● **Direction**:
Retype the material that follows, keeping every word as it is.

● **Material supplied**:
§

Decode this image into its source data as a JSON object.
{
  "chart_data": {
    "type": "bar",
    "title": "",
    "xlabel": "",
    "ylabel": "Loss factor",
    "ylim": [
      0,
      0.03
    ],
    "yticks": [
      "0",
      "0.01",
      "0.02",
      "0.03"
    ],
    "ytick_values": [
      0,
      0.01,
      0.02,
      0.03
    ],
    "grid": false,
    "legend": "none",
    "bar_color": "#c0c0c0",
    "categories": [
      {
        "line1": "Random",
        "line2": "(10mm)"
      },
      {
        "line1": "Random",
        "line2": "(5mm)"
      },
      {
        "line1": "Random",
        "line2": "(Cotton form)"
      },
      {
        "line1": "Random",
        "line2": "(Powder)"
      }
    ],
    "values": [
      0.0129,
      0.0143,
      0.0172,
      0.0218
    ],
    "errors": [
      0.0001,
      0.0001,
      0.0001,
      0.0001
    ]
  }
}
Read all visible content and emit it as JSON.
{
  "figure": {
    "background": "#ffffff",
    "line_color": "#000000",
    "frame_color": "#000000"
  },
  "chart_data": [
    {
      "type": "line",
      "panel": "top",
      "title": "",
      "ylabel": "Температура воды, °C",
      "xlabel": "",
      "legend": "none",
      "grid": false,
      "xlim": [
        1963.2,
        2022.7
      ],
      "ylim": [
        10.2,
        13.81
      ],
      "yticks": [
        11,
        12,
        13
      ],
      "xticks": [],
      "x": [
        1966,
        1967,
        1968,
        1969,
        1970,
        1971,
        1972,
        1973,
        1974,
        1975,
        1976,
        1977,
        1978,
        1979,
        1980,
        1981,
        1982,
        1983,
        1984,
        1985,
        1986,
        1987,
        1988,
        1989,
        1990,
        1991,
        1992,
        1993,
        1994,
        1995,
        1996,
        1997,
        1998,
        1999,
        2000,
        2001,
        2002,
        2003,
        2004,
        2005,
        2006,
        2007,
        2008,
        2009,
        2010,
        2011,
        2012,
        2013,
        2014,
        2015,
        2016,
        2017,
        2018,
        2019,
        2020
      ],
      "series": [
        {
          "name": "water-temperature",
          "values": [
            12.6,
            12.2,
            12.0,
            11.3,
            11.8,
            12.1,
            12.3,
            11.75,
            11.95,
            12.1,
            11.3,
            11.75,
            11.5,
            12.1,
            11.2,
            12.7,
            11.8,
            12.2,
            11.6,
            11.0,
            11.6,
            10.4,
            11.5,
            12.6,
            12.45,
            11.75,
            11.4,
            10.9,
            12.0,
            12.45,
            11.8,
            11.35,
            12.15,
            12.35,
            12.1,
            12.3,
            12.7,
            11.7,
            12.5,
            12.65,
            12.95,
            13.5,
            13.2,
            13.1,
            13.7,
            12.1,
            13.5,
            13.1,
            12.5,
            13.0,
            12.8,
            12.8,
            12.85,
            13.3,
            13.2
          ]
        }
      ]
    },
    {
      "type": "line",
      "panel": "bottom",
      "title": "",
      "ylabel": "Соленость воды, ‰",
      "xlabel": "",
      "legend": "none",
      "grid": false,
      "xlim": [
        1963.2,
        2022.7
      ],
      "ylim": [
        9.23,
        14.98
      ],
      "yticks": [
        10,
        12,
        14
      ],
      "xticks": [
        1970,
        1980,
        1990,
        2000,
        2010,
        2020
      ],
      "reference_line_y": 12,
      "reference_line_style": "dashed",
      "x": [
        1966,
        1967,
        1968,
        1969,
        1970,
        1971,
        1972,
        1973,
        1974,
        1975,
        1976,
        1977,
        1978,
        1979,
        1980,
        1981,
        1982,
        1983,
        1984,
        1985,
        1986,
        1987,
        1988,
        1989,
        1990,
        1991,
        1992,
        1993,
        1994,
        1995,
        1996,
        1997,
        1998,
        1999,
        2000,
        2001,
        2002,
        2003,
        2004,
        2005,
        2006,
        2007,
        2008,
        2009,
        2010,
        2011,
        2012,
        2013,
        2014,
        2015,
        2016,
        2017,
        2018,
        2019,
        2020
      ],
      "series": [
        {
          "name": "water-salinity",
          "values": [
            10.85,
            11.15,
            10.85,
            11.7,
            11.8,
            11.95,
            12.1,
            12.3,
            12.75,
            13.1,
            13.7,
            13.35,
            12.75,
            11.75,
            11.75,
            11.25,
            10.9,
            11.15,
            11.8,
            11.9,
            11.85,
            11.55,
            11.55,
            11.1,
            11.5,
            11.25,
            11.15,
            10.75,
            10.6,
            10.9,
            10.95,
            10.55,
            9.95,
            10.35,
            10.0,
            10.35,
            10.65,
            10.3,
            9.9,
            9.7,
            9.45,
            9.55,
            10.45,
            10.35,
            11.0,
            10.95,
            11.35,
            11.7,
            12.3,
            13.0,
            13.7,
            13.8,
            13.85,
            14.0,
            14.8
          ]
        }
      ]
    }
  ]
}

§

● **Exercise output**:
Decode this image into its source data as a JSON object.
{
  "chart_data": {
    "type": "bar",
    "title": "",
    "xlabel": "",
    "ylabel": "Loss factor",
    "ylim": [
      0,
      0.03
    ],
    "yticks": [
      "0",
      "0.01",
      "0.02",
      "0.03"
    ],
    "ytick_values": [
      0,
      0.01,
      0.02,
      0.03
    ],
    "grid": false,
    "legend": "none",
    "bar_color": "#c0c0c0",
    "categories": [
      {
        "line1": "Random",
        "line2": "(10mm)"
      },
      {
        "line1": "Random",
        "line2": "(5mm)"
      },
      {
        "line1": "Random",
        "line2": "(Cotton form)"
      },
      {
        "line1": "Random",
        "line2": "(Powder)"
      }
    ],
    "values": [
      0.0129,
      0.0143,
      0.0172,
      0.0218
    ],
    "errors": [
      0.0001,
      0.0001,
      0.0001,
      0.0001
    ]
  }
}
Read all visible content and emit it as JSON.
{
  "figure": {
    "background": "#ffffff",
    "line_color": "#000000",
    "frame_color": "#000000"
  },
  "chart_data": [
    {
      "type": "line",
      "panel": "top",
      "title": "",
      "ylabel": "Температура воды, °C",
      "xlabel": "",
      "legend": "none",
      "grid": false,
      "xlim": [
        1963.2,
        2022.7
      ],
      "ylim": [
        10.2,
        13.81
      ],
      "yticks": [
        11,
        12,
        13
      ],
      "xticks": [],
      "x": [
        1966,
        1967,
        1968,
        1969,
        1970,
        1971,
        1972,
        1973,
        1974,
        1975,
        1976,
        1977,
        1978,
        1979,
        1980,
        1981,
        1982,
        1983,
        1984,
        1985,
        1986,
        1987,
        1988,
        1989,
        1990,
        1991,
        1992,
        1993,
        1994,
        1995,
        1996,
        1997,
        1998,
        1999,
        2000,
        2001,
        2002,
        2003,
        2004,
        2005,
        2006,
        2007,
        2008,
        2009,
        2010,
        2011,
        2012,
        2013,
        2014,
        2015,
        2016,
        2017,
        2018,
        2019,
        2020
      ],
      "series": [
        {
          "name": "water-temperature",
          "values": [
            12.6,
            12.2,
            12.0,
            11.3,
            11.8,
            12.1,
            12.3,
            11.75,
            11.95,
            12.1,
            11.3,
            11.75,
            11.5,
            12.1,
            11.2,
            12.7,
            11.8,
            12.2,
            11.6,
            11.0,
            11.6,
            10.4,
            11.5,
            12.6,
            12.45,
            11.75,
            11.4,
            10.9,
            12.0,
            12.45,
            11.8,
            11.35,
            12.15,
            12.35,
            12.1,
            12.3,
            12.7,
            11.7,
            12.5,
            12.65,
            12.95,
            13.5,
            13.2,
            13.1,
            13.7,
            12.1,
            13.5,
            13.1,
            12.5,
            13.0,
            12.8,
            12.8,
            12.85,
            13.3,
            13.2
          ]
        }
      ]
    },
    {
      "type": "line",
      "panel": "bottom",
      "title": "",
      "ylabel": "Соленость воды, ‰",
      "xlabel": "",
      "legend": "none",
      "grid": false,
      "xlim": [
        1963.2,
        2022.7
      ],
      "ylim": [
        9.23,
        14.98
      ],
      "yticks": [
        10,
        12,
        14
      ],
      "xticks": [
        1970,
        1980,
        1990,
        2000,
        2010,
        2020
      ],
      "reference_line_y": 12,
      "reference_line_style": "dashed",
      "x": [
        1966,
        1967,
        1968,
        1969,
        1970,
        1971,
        1972,
        1973,
        1974,
        1975,
        1976,
        1977,
        1978,
        1979,
        1980,
        1981,
        1982,
        1983,
        1984,
        1985,
        1986,
        1987,
        1988,
        1989,
        1990,
        1991,
        1992,
        1993,
        1994,
        1995,
        1996,
        1997,
        1998,
        1999,
        2000,
        2001,
        2002,
        2003,
        2004,
        2005,
        2006,
        2007,
        2008,
        2009,
        2010,
        2011,
        2012,
        2013,
        2014,
        2015,
        2016,
        2017,
        2018,
        2019,
        2020
      ],
      "series": [
        {
          "name": "water-salinity",
          "values": [
            10.85,
            11.15,
            10.85,
            11.7,
            11.8,
            11.95,
            12.1,
            12.3,
            12.75,
            13.1,
            13.7,
            13.35,
            12.75,
            11.75,
            11.75,
            11.25,
            10.9,
            11.15,
            11.8,
            11.9,
            11.85,
            11.55,
            11.55,
            11.1,
            11.5,
            11.25,
            11.15,
            10.75,
            10.6,
            10.9,
            10.95,
            10.55,
            9.95,
            10.35,
            10.0,
            10.35,
            10.65,
            10.3,
            9.9,
            9.7,
            9.45,
            9.55,
            10.45,
            10.35,
            11.0,
            10.95,
            11.35,
            11.7,
            12.3,
            13.0,
            13.7,
            13.8,
            13.85,
            14.0,
            14.8
          ]
        }
      ]
    }
  ]
}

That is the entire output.